» Your task
Collect each line of the entries that holds the string "auoir".

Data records
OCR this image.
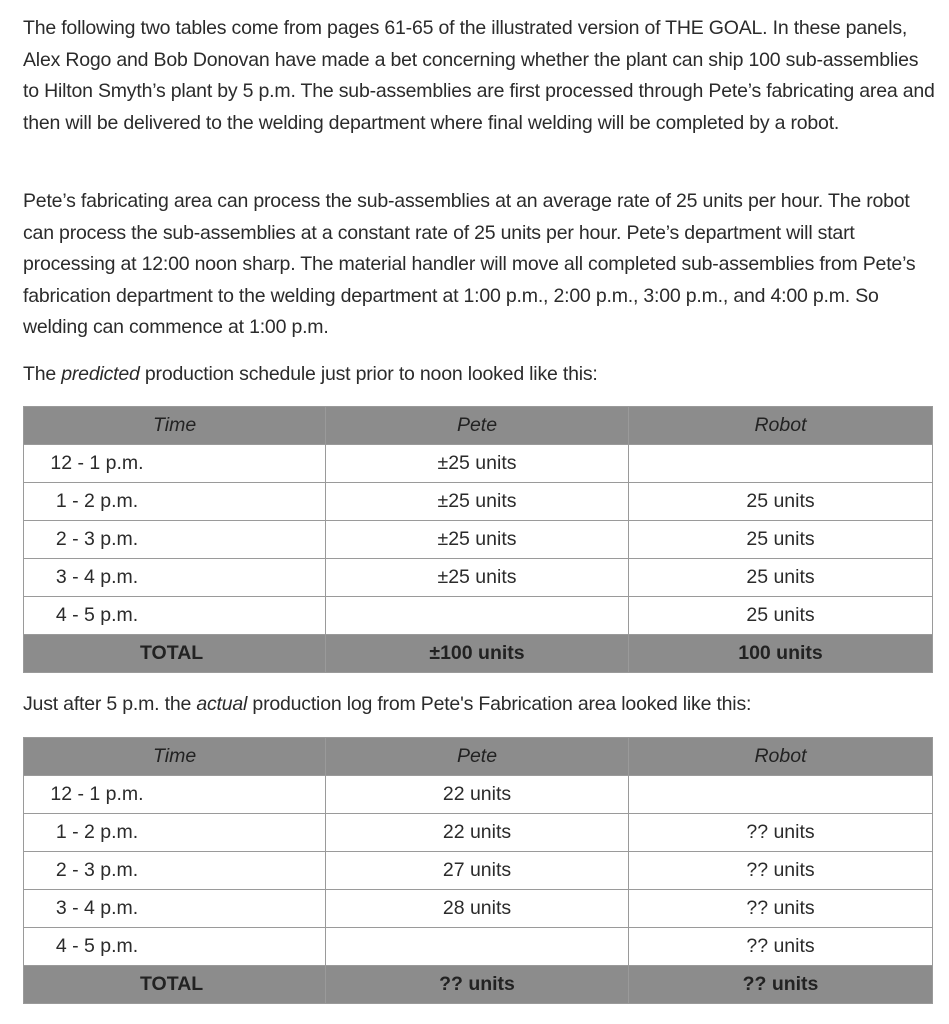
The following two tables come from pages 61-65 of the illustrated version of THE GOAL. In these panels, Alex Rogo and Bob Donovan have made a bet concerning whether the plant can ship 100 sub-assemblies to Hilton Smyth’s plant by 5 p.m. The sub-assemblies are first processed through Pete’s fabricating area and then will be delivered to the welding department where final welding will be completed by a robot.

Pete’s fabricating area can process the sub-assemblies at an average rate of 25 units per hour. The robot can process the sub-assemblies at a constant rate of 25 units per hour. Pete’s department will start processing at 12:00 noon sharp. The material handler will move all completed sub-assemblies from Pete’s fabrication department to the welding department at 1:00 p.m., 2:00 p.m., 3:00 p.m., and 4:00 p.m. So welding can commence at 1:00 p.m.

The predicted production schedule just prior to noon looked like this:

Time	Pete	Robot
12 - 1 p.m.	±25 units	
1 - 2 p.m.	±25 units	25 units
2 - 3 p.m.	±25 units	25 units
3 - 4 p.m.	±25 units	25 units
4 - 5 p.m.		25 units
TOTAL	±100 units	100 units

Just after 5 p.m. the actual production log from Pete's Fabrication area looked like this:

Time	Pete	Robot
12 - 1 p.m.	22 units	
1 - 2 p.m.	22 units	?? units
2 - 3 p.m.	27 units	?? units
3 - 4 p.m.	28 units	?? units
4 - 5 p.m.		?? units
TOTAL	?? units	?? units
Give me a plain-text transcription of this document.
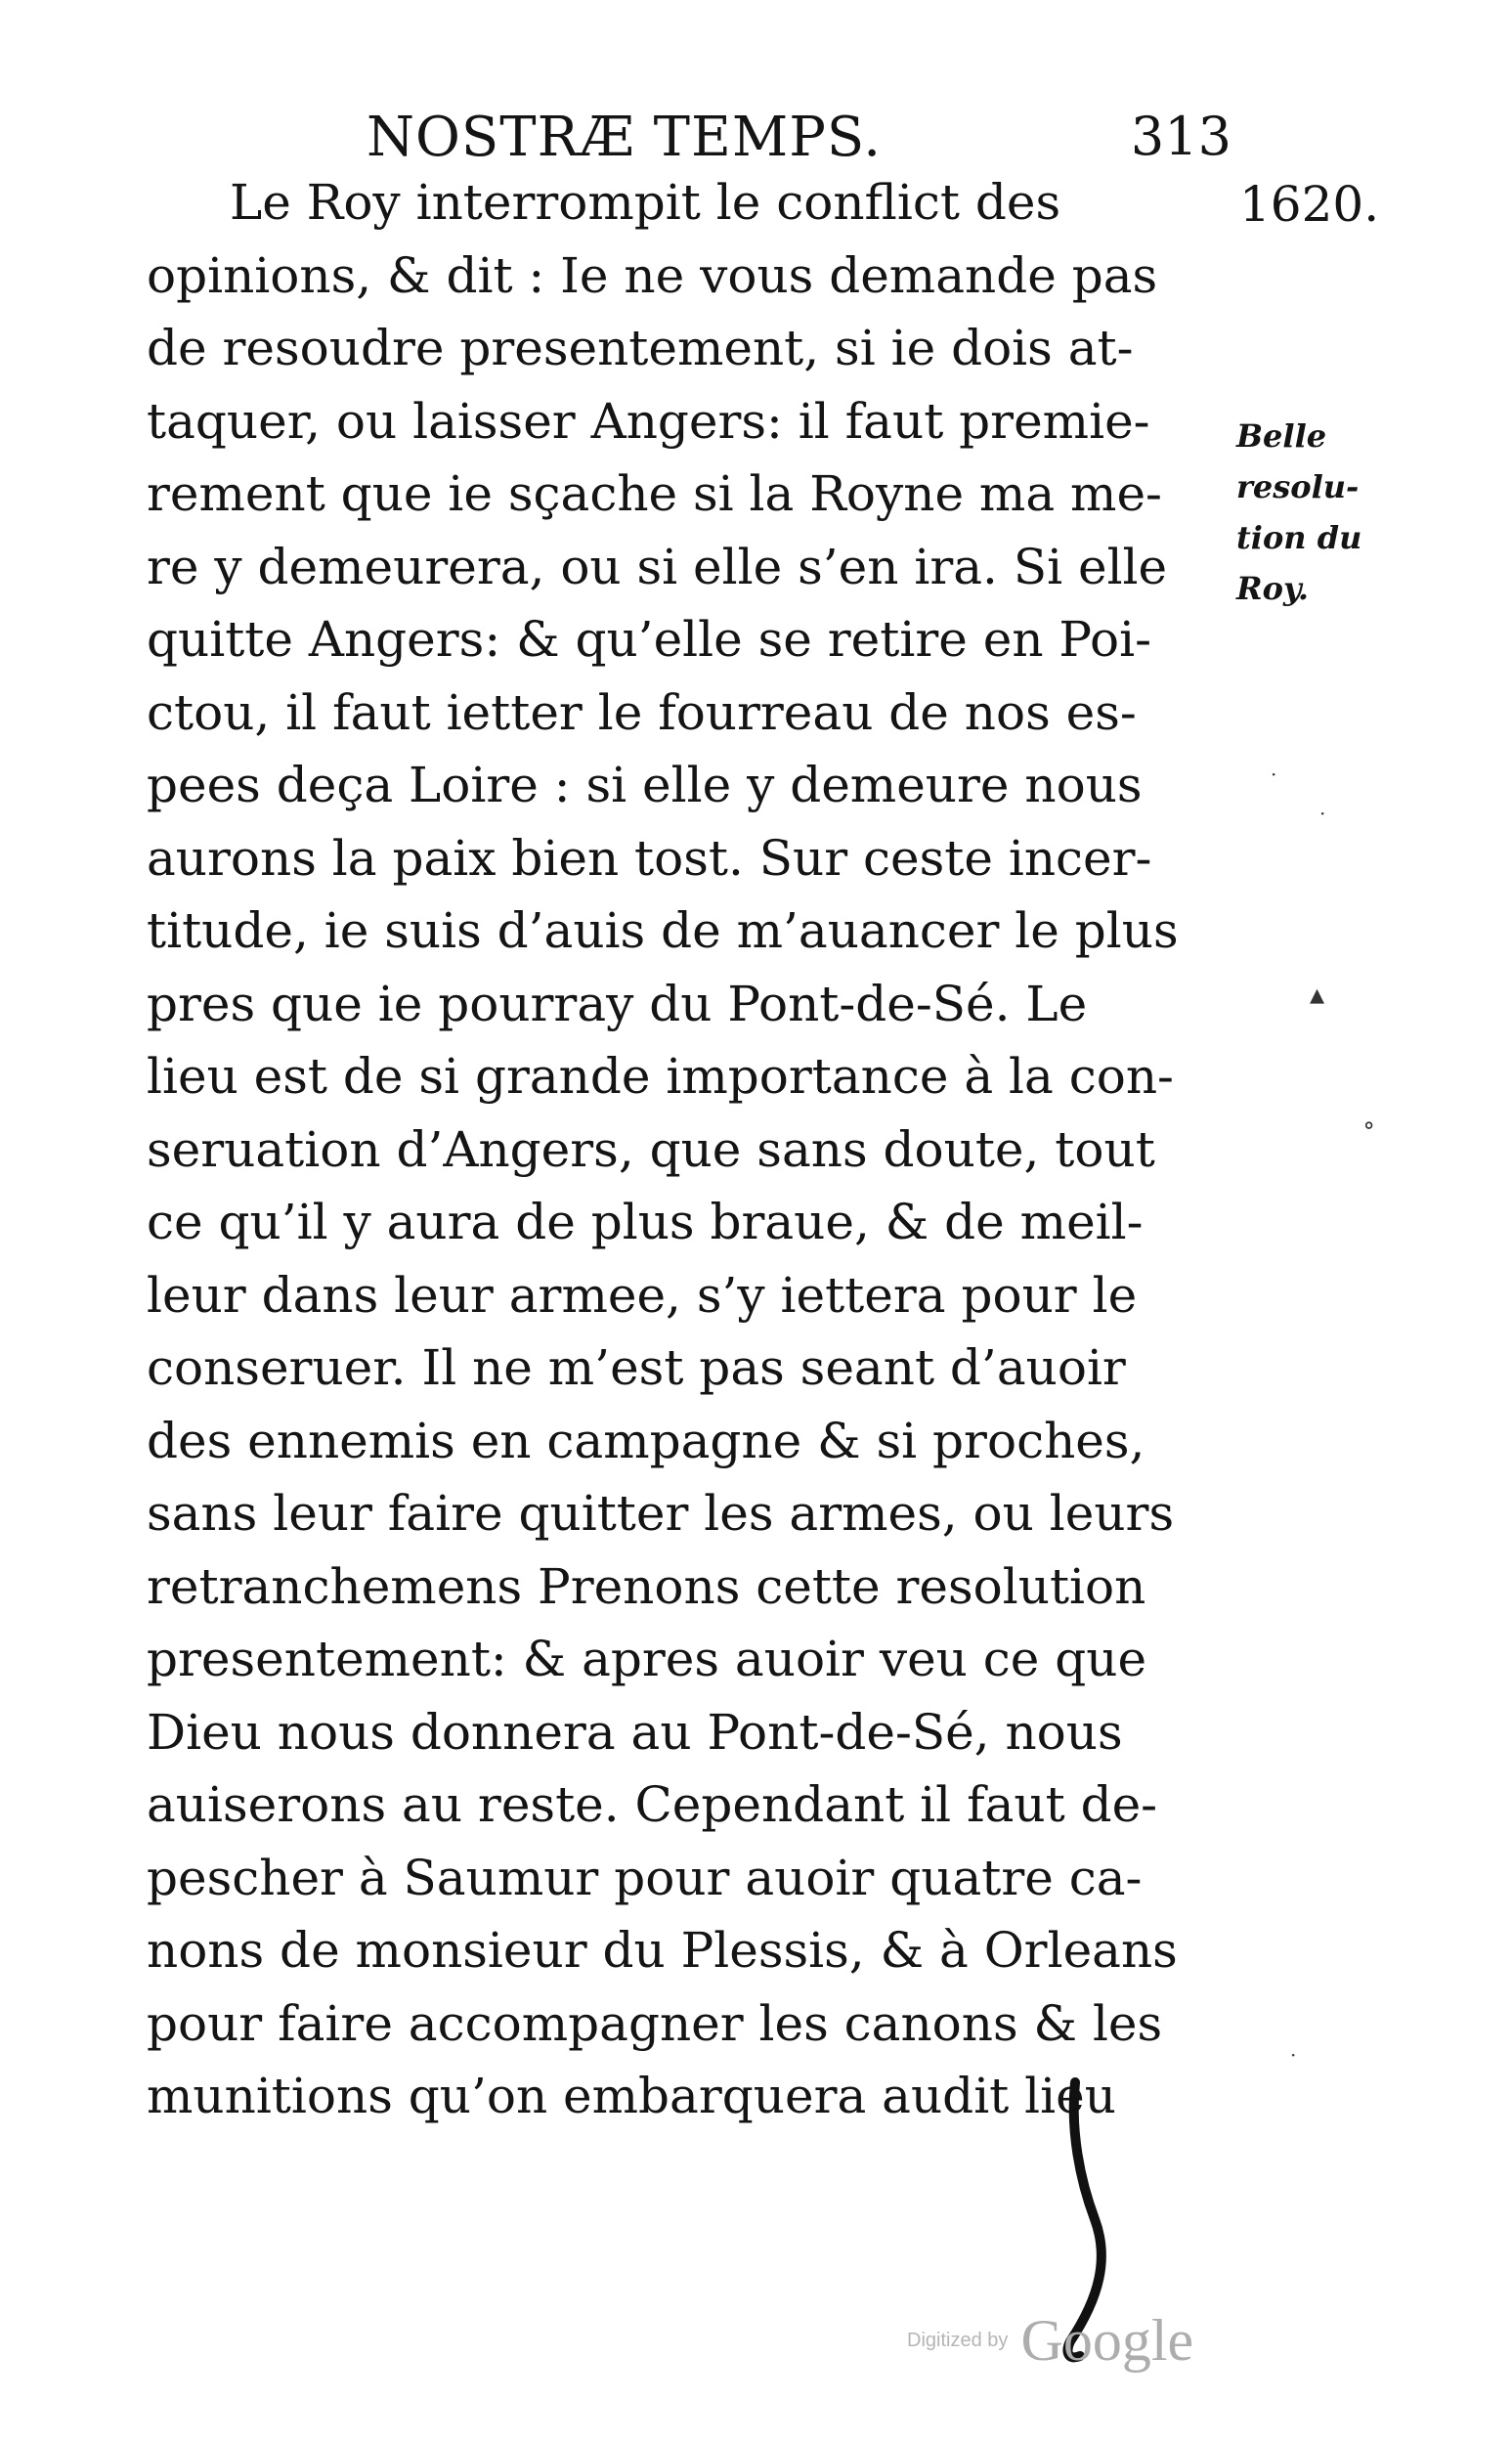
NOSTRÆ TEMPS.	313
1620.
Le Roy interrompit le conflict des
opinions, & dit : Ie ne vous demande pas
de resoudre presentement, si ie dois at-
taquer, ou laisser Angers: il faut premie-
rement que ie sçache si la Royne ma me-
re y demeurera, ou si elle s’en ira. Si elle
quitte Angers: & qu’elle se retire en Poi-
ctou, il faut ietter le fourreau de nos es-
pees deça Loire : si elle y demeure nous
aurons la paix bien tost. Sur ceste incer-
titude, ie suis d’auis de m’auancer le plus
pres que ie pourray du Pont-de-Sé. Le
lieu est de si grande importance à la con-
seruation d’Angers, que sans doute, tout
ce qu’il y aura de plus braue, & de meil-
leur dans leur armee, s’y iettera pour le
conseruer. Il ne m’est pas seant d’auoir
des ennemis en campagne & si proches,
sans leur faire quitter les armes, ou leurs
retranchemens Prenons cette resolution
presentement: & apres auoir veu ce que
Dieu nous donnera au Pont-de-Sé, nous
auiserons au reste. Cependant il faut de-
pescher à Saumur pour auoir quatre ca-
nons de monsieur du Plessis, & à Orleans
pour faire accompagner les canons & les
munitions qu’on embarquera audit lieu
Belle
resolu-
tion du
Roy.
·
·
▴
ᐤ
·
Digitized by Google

» Task solution
conseruer. Il ne m’est pas seant d’auoir
presentement: & apres auoir veu ce que
pescher à Saumur pour auoir quatre ca-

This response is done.